▶ Material to process
#####

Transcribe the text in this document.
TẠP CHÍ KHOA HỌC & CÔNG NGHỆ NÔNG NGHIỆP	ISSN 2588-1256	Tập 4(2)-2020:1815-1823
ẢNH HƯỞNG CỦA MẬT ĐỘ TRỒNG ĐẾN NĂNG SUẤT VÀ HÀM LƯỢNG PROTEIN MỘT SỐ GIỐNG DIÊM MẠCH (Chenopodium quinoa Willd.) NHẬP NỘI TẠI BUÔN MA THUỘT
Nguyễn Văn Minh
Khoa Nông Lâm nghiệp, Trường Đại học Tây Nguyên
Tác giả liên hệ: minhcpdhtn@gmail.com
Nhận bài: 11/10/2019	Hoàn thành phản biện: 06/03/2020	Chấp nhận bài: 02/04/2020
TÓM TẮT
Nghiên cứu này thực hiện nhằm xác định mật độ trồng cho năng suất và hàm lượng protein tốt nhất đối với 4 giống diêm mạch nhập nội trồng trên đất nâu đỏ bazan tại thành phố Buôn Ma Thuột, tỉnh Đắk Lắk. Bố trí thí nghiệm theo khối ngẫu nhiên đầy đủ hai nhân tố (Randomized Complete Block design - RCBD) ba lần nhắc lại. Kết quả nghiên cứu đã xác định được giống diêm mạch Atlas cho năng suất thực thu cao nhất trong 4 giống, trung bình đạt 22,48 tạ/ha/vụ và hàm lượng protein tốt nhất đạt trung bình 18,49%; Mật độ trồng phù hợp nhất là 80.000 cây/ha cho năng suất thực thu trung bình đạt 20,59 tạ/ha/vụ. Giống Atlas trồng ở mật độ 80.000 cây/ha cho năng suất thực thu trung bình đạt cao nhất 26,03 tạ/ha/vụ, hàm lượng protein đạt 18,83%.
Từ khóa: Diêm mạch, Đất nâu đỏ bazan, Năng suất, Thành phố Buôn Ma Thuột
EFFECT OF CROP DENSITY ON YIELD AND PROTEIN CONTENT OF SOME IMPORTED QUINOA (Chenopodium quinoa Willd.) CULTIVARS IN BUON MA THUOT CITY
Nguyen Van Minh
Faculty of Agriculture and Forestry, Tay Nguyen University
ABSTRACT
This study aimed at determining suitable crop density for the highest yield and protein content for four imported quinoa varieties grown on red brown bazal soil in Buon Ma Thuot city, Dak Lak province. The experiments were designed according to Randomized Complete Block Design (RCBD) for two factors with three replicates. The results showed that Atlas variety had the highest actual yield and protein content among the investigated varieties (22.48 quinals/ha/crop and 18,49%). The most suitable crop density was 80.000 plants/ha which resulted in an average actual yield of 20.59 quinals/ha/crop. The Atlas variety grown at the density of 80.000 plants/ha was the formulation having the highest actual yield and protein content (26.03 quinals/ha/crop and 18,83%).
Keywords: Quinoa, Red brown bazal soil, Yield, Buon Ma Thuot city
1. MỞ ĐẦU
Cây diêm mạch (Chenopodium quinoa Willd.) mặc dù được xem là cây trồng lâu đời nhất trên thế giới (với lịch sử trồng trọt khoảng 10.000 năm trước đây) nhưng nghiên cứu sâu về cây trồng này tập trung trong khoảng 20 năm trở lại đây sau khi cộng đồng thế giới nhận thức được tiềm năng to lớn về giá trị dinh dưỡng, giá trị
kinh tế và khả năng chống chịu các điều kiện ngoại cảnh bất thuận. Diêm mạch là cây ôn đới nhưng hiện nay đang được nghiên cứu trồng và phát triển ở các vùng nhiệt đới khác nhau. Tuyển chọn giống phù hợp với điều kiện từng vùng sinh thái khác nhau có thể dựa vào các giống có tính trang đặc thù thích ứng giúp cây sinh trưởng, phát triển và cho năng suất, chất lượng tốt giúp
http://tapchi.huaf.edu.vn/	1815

#####

Copy every line where the word "brown" is present in the entries above.

This study aimed at determining suitable crop density for the highest yield and protein content for four imported quinoa varieties grown on red brown bazal soil in Buon Ma Thuot city, Dak Lak province. The experiments were designed according to Randomized Complete Block Design (RCBD) for two factors with three replicates. The results showed that Atlas variety had the highest actual yield and protein content among the investigated varieties (22.48 quinals/ha/crop and 18,49%). The most suitable crop density was 80.000 plants/ha which resulted in an average actual yield of 20.59 quinals/ha/crop. The Atlas variety grown at the density of 80.000 plants/ha was the formulation having the highest actual yield and protein content (26.03 quinals/ha/crop and 18,83%).
Keywords: Quinoa, Red brown bazal soil, Yield, Buon Ma Thuot city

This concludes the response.